_Exercise brief_
Write every entry out again exactly, please, and skip the pictures.

_Stored data entries_
——

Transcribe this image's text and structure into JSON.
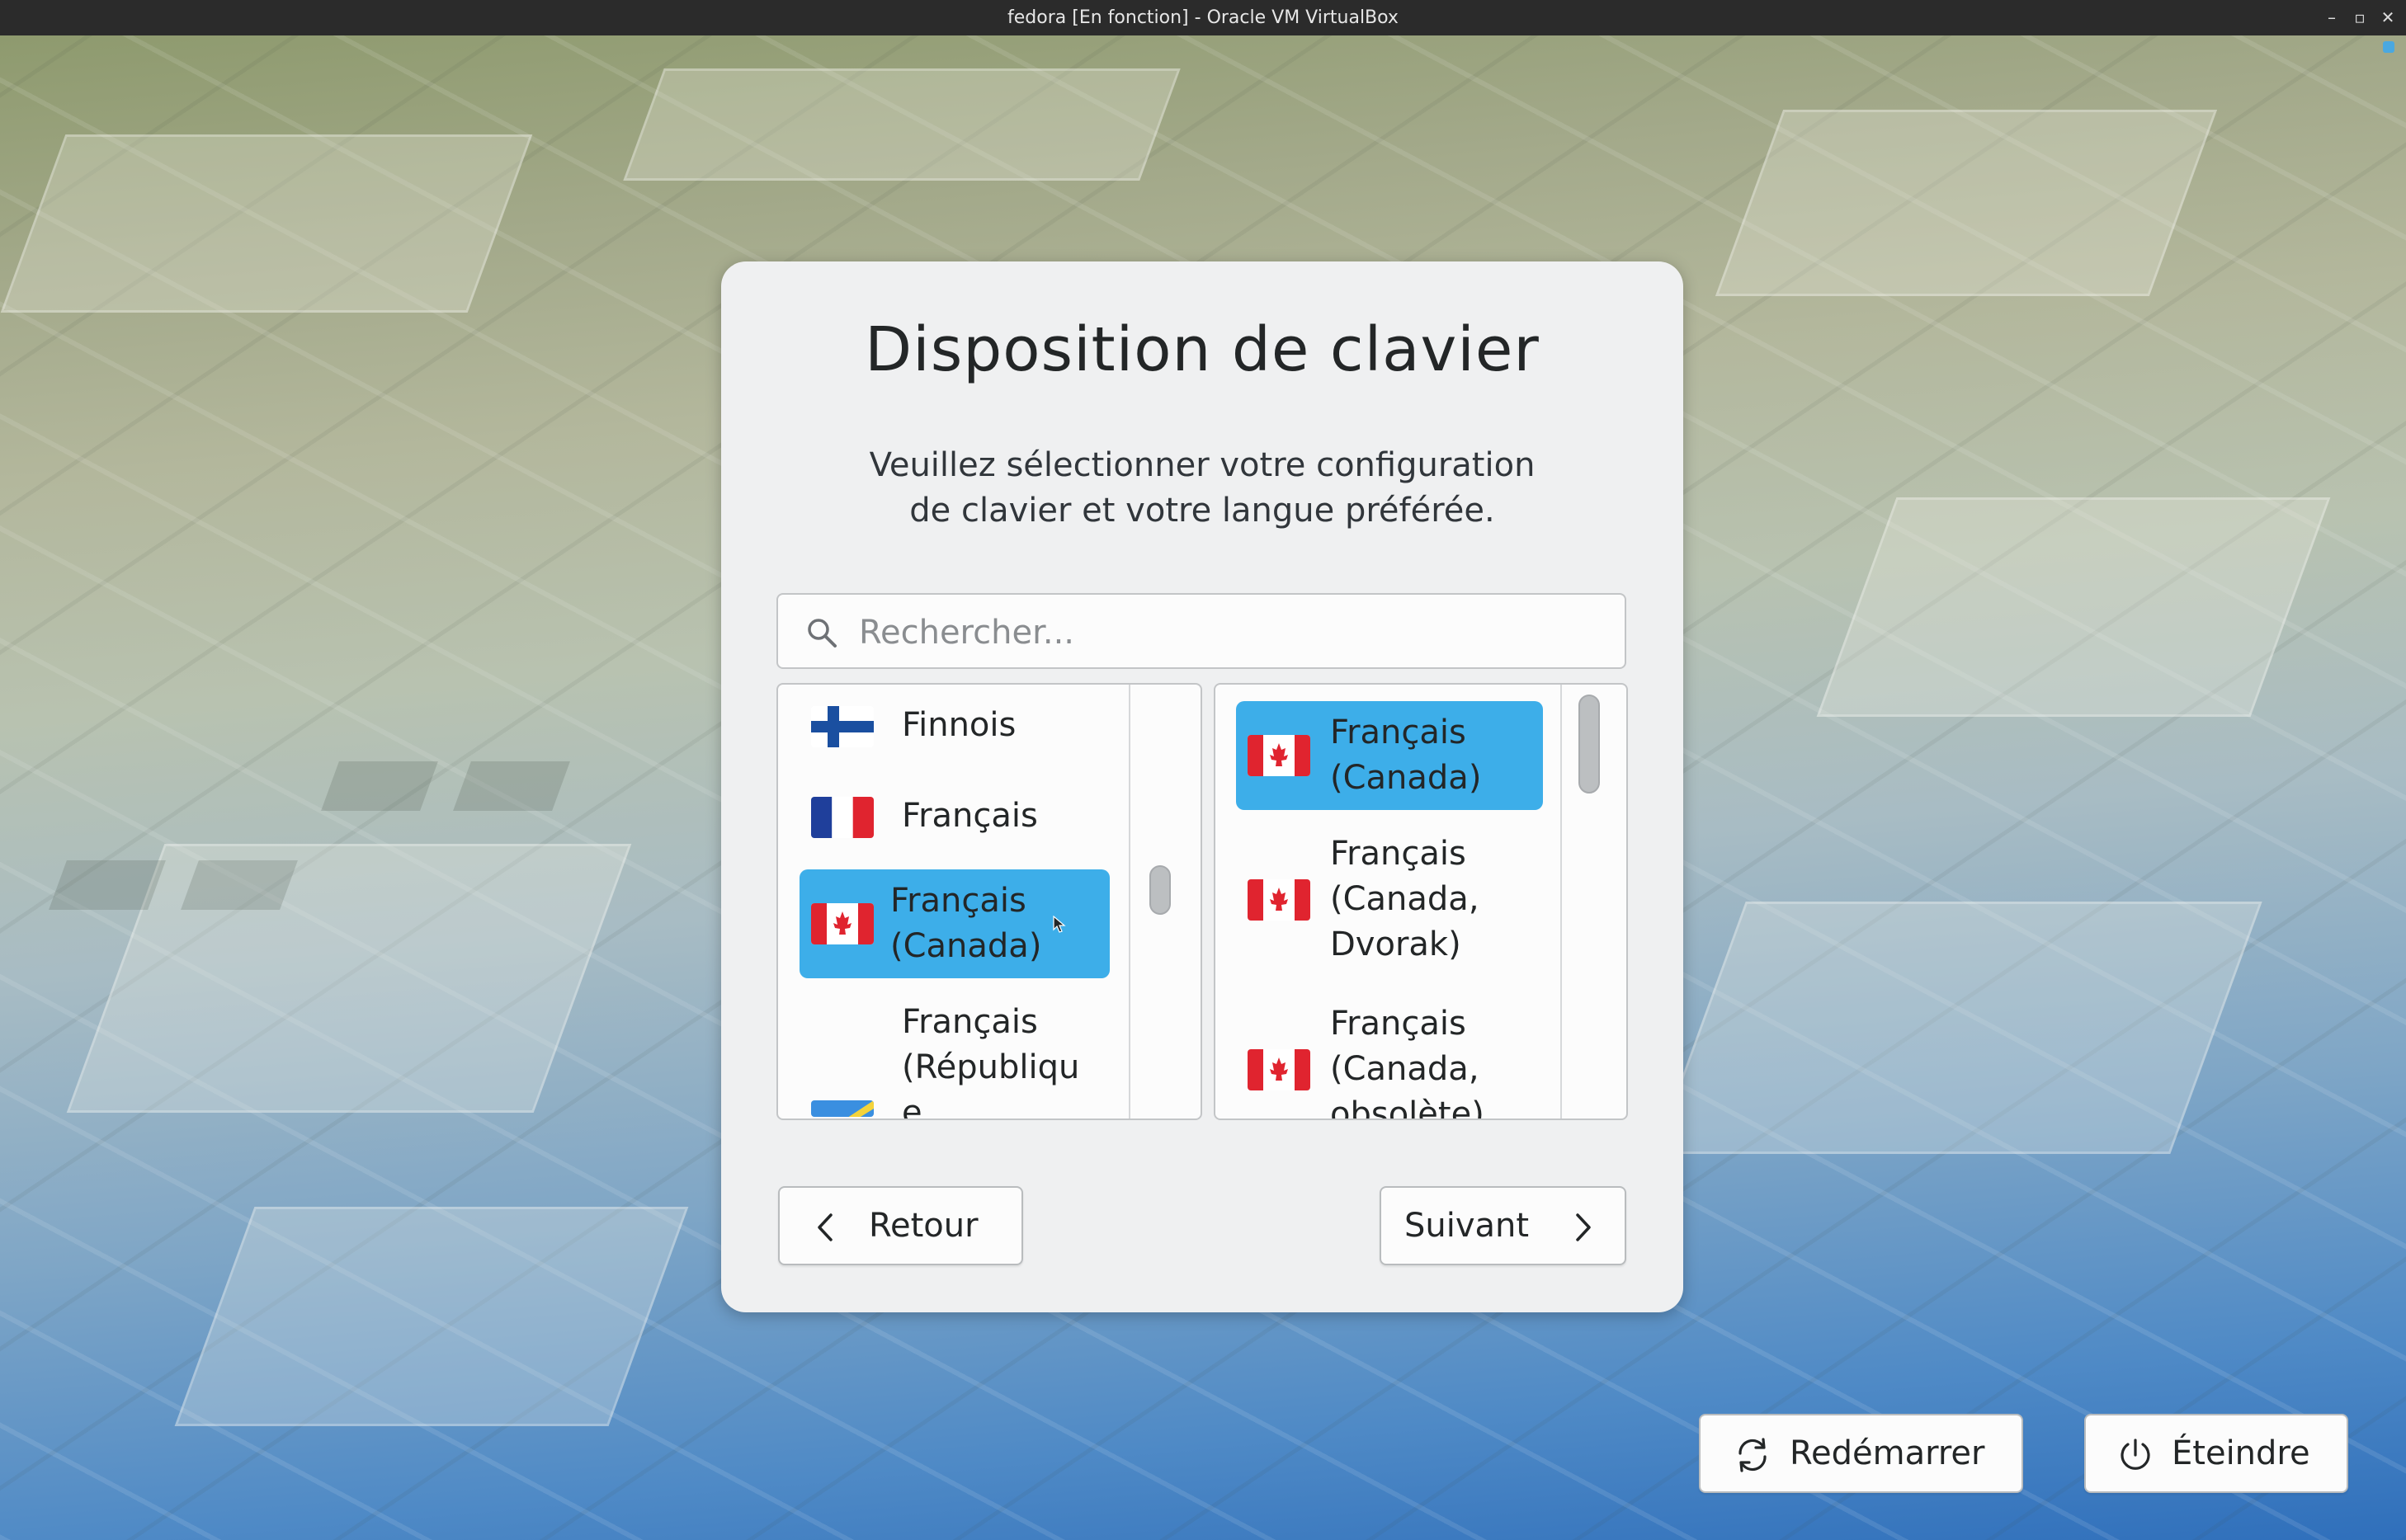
{
  "window": {
    "title": "fedora [En fonction] - Oracle VM VirtualBox",
    "controls": {
      "minimize": "–",
      "maximize": "▫",
      "close": "✕"
    }
  },
  "dialog": {
    "title": "Disposition de clavier",
    "subtitle": "Veuillez sélectionner votre configuration\nde clavier et votre langue préférée.",
    "search": {
      "placeholder": "Rechercher...",
      "value": ""
    }
  },
  "languages": {
    "items": [
      {
        "label": "Finnois",
        "flag": "finland-flag"
      },
      {
        "label": "Français",
        "flag": "france-flag"
      },
      {
        "label": "Français\n(Canada)",
        "flag": "canada-flag",
        "selected": true
      },
      {
        "label": "Français\n(Républiqu\ne",
        "flag": "congo-flag"
      }
    ]
  },
  "layouts": {
    "items": [
      {
        "label": "Français\n(Canada)",
        "flag": "canada-flag",
        "selected": true
      },
      {
        "label": "Français\n(Canada,\nDvorak)",
        "flag": "canada-flag"
      },
      {
        "label": "Français\n(Canada,\nobsolète)",
        "flag": "canada-flag"
      }
    ]
  },
  "buttons": {
    "back": "Retour",
    "next": "Suivant",
    "reboot": "Redémarrer",
    "shutdown": "Éteindre"
  },
  "colors": {
    "selection": "#3daee9",
    "dialog_bg": "#eff0f1",
    "titlebar_bg": "#2b2b2b"
  }
}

——

_Answer to the problem_
Transcribe this image's text and structure into JSON.
{
  "window": {
    "title": "fedora [En fonction] - Oracle VM VirtualBox",
    "controls": {
      "minimize": "–",
      "maximize": "▫",
      "close": "✕"
    }
  },
  "dialog": {
    "title": "Disposition de clavier",
    "subtitle": "Veuillez sélectionner votre configuration\nde clavier et votre langue préférée.",
    "search": {
      "placeholder": "Rechercher...",
      "value": ""
    }
  },
  "languages": {
    "items": [
      {
        "label": "Finnois",
        "flag": "finland-flag"
      },
      {
        "label": "Français",
        "flag": "france-flag"
      },
      {
        "label": "Français\n(Canada)",
        "flag": "canada-flag",
        "selected": true
      },
      {
        "label": "Français\n(Républiqu\ne",
        "flag": "congo-flag"
      }
    ]
  },
  "layouts": {
    "items": [
      {
        "label": "Français\n(Canada)",
        "flag": "canada-flag",
        "selected": true
      },
      {
        "label": "Français\n(Canada,\nDvorak)",
        "flag": "canada-flag"
      },
      {
        "label": "Français\n(Canada,\nobsolète)",
        "flag": "canada-flag"
      }
    ]
  },
  "buttons": {
    "back": "Retour",
    "next": "Suivant",
    "reboot": "Redémarrer",
    "shutdown": "Éteindre"
  },
  "colors": {
    "selection": "#3daee9",
    "dialog_bg": "#eff0f1",
    "titlebar_bg": "#2b2b2b"
  }
}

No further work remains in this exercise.